Data for this exercise
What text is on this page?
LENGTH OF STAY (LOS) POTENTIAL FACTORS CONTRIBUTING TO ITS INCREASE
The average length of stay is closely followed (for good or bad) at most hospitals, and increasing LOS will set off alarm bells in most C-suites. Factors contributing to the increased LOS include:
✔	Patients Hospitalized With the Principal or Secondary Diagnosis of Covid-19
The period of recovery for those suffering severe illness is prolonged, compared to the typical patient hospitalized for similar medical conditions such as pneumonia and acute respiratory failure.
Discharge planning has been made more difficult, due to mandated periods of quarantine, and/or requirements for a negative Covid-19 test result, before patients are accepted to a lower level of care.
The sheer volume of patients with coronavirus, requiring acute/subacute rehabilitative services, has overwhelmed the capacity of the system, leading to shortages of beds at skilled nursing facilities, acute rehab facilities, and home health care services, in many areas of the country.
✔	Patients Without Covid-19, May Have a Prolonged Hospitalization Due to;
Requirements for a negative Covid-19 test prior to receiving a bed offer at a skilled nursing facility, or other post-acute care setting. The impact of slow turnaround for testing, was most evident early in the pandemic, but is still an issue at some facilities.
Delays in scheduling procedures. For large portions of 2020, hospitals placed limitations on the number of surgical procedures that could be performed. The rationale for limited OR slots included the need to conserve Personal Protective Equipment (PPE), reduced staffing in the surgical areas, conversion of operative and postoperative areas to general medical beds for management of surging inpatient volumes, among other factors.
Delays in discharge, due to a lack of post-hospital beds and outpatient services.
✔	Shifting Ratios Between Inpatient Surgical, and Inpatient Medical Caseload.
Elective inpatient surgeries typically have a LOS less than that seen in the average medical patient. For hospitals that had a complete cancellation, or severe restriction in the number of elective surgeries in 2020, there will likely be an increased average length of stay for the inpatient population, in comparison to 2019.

Instructions for the task
Could the data above be returned exactly as it stands?

Answer below
What text is on this page?
LENGTH OF STAY (LOS) POTENTIAL FACTORS CONTRIBUTING TO ITS INCREASE
The average length of stay is closely followed (for good or bad) at most hospitals, and increasing LOS will set off alarm bells in most C-suites. Factors contributing to the increased LOS include:
✔	Patients Hospitalized With the Principal or Secondary Diagnosis of Covid-19
The period of recovery for those suffering severe illness is prolonged, compared to the typical patient hospitalized for similar medical conditions such as pneumonia and acute respiratory failure.
Discharge planning has been made more difficult, due to mandated periods of quarantine, and/or requirements for a negative Covid-19 test result, before patients are accepted to a lower level of care.
The sheer volume of patients with coronavirus, requiring acute/subacute rehabilitative services, has overwhelmed the capacity of the system, leading to shortages of beds at skilled nursing facilities, acute rehab facilities, and home health care services, in many areas of the country.
✔	Patients Without Covid-19, May Have a Prolonged Hospitalization Due to;
Requirements for a negative Covid-19 test prior to receiving a bed offer at a skilled nursing facility, or other post-acute care setting. The impact of slow turnaround for testing, was most evident early in the pandemic, but is still an issue at some facilities.
Delays in scheduling procedures. For large portions of 2020, hospitals placed limitations on the number of surgical procedures that could be performed. The rationale for limited OR slots included the need to conserve Personal Protective Equipment (PPE), reduced staffing in the surgical areas, conversion of operative and postoperative areas to general medical beds for management of surging inpatient volumes, among other factors.
Delays in discharge, due to a lack of post-hospital beds and outpatient services.
✔	Shifting Ratios Between Inpatient Surgical, and Inpatient Medical Caseload.
Elective inpatient surgeries typically have a LOS less than that seen in the average medical patient. For hospitals that had a complete cancellation, or severe restriction in the number of elective surgeries in 2020, there will likely be an increased average length of stay for the inpatient population, in comparison to 2019.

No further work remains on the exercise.